Data entries

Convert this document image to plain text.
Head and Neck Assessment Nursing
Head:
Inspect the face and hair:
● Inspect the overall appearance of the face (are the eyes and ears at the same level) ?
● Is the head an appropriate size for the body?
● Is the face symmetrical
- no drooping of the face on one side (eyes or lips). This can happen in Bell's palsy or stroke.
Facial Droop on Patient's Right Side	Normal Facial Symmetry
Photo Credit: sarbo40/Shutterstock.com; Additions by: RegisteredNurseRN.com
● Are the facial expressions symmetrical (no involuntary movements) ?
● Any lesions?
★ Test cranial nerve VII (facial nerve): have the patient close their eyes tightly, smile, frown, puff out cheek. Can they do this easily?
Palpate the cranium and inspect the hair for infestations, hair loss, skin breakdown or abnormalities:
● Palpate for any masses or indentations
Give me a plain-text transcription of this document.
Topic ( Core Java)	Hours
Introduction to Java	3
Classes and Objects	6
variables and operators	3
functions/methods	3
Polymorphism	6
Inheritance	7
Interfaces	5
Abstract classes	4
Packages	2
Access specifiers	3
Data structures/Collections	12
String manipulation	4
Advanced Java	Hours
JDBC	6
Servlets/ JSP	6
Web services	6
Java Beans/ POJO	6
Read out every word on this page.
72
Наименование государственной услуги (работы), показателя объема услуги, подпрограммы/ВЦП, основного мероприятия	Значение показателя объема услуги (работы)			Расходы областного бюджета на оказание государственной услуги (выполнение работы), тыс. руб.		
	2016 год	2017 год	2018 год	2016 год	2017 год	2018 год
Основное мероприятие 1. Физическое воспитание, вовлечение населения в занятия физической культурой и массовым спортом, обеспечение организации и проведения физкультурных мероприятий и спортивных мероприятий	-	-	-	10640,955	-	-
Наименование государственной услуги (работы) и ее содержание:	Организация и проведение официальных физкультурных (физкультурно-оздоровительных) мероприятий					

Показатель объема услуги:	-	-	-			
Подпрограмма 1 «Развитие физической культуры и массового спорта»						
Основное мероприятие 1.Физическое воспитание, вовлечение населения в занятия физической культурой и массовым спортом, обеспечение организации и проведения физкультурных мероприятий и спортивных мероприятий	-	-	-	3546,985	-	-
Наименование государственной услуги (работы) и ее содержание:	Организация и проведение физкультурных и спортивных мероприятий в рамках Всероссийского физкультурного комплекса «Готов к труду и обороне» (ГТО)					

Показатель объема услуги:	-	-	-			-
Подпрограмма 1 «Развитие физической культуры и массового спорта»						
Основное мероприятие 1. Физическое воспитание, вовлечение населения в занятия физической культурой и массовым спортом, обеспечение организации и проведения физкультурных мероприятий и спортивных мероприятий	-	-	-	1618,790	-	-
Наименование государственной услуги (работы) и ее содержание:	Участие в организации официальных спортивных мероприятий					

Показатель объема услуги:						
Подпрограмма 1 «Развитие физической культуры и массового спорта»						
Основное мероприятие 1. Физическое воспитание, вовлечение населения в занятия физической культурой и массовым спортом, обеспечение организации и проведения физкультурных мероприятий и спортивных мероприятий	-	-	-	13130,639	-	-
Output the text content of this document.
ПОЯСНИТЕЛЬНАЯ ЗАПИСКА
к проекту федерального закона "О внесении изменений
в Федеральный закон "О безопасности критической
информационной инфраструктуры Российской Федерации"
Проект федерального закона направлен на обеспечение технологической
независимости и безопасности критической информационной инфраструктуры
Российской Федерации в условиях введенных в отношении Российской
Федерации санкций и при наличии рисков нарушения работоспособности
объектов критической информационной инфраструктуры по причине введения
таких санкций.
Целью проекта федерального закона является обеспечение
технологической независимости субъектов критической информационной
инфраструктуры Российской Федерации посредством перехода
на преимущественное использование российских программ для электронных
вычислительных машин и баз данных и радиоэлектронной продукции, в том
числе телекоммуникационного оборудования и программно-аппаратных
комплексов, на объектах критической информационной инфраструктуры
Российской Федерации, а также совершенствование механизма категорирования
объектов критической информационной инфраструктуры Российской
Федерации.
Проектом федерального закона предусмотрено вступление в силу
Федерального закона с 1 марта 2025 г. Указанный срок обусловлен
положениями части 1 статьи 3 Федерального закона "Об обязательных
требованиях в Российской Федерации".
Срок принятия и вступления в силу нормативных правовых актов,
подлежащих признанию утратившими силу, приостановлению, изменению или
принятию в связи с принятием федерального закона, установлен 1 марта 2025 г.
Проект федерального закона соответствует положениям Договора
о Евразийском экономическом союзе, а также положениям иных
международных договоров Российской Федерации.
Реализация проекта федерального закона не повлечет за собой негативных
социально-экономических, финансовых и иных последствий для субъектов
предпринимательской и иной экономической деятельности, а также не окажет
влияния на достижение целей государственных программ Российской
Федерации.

(EXERCISE BRIEF): Write the material out again in its entirety, exactly as shown.

(ANSWER TO THIS EXERCISE):
Convert this document image to plain text.
Head and Neck Assessment Nursing
Head:
Inspect the face and hair:
● Inspect the overall appearance of the face (are the eyes and ears at the same level) ?
● Is the head an appropriate size for the body?
● Is the face symmetrical
- no drooping of the face on one side (eyes or lips). This can happen in Bell's palsy or stroke.
Facial Droop on Patient's Right Side	Normal Facial Symmetry
Photo Credit: sarbo40/Shutterstock.com; Additions by: RegisteredNurseRN.com
● Are the facial expressions symmetrical (no involuntary movements) ?
● Any lesions?
★ Test cranial nerve VII (facial nerve): have the patient close their eyes tightly, smile, frown, puff out cheek. Can they do this easily?
Palpate the cranium and inspect the hair for infestations, hair loss, skin breakdown or abnormalities:
● Palpate for any masses or indentations
Give me a plain-text transcription of this document.
Topic ( Core Java)	Hours
Introduction to Java	3
Classes and Objects	6
variables and operators	3
functions/methods	3
Polymorphism	6
Inheritance	7
Interfaces	5
Abstract classes	4
Packages	2
Access specifiers	3
Data structures/Collections	12
String manipulation	4
Advanced Java	Hours
JDBC	6
Servlets/ JSP	6
Web services	6
Java Beans/ POJO	6
Read out every word on this page.
72
Наименование государственной услуги (работы), показателя объема услуги, подпрограммы/ВЦП, основного мероприятия	Значение показателя объема услуги (работы)			Расходы областного бюджета на оказание государственной услуги (выполнение работы), тыс. руб.		
	2016 год	2017 год	2018 год	2016 год	2017 год	2018 год
Основное мероприятие 1. Физическое воспитание, вовлечение населения в занятия физической культурой и массовым спортом, обеспечение организации и проведения физкультурных мероприятий и спортивных мероприятий	-	-	-	10640,955	-	-
Наименование государственной услуги (работы) и ее содержание:	Организация и проведение официальных физкультурных (физкультурно-оздоровительных) мероприятий					

Показатель объема услуги:	-	-	-			
Подпрограмма 1 «Развитие физической культуры и массового спорта»						
Основное мероприятие 1.Физическое воспитание, вовлечение населения в занятия физической культурой и массовым спортом, обеспечение организации и проведения физкультурных мероприятий и спортивных мероприятий	-	-	-	3546,985	-	-
Наименование государственной услуги (работы) и ее содержание:	Организация и проведение физкультурных и спортивных мероприятий в рамках Всероссийского физкультурного комплекса «Готов к труду и обороне» (ГТО)					

Показатель объема услуги:	-	-	-			-
Подпрограмма 1 «Развитие физической культуры и массового спорта»						
Основное мероприятие 1. Физическое воспитание, вовлечение населения в занятия физической культурой и массовым спортом, обеспечение организации и проведения физкультурных мероприятий и спортивных мероприятий	-	-	-	1618,790	-	-
Наименование государственной услуги (работы) и ее содержание:	Участие в организации официальных спортивных мероприятий					

Показатель объема услуги:						
Подпрограмма 1 «Развитие физической культуры и массового спорта»						
Основное мероприятие 1. Физическое воспитание, вовлечение населения в занятия физической культурой и массовым спортом, обеспечение организации и проведения физкультурных мероприятий и спортивных мероприятий	-	-	-	13130,639	-	-
Output the text content of this document.
ПОЯСНИТЕЛЬНАЯ ЗАПИСКА
к проекту федерального закона "О внесении изменений
в Федеральный закон "О безопасности критической
информационной инфраструктуры Российской Федерации"
Проект федерального закона направлен на обеспечение технологической
независимости и безопасности критической информационной инфраструктуры
Российской Федерации в условиях введенных в отношении Российской
Федерации санкций и при наличии рисков нарушения работоспособности
объектов критической информационной инфраструктуры по причине введения
таких санкций.
Целью проекта федерального закона является обеспечение
технологической независимости субъектов критической информационной
инфраструктуры Российской Федерации посредством перехода
на преимущественное использование российских программ для электронных
вычислительных машин и баз данных и радиоэлектронной продукции, в том
числе телекоммуникационного оборудования и программно-аппаратных
комплексов, на объектах критической информационной инфраструктуры
Российской Федерации, а также совершенствование механизма категорирования
объектов критической информационной инфраструктуры Российской
Федерации.
Проектом федерального закона предусмотрено вступление в силу
Федерального закона с 1 марта 2025 г. Указанный срок обусловлен
положениями части 1 статьи 3 Федерального закона "Об обязательных
требованиях в Российской Федерации".
Срок принятия и вступления в силу нормативных правовых актов,
подлежащих признанию утратившими силу, приостановлению, изменению или
принятию в связи с принятием федерального закона, установлен 1 марта 2025 г.
Проект федерального закона соответствует положениям Договора
о Евразийском экономическом союзе, а также положениям иных
международных договоров Российской Федерации.
Реализация проекта федерального закона не повлечет за собой негативных
социально-экономических, финансовых и иных последствий для субъектов
предпринимательской и иной экономической деятельности, а также не окажет
влияния на достижение целей государственных программ Российской
Федерации.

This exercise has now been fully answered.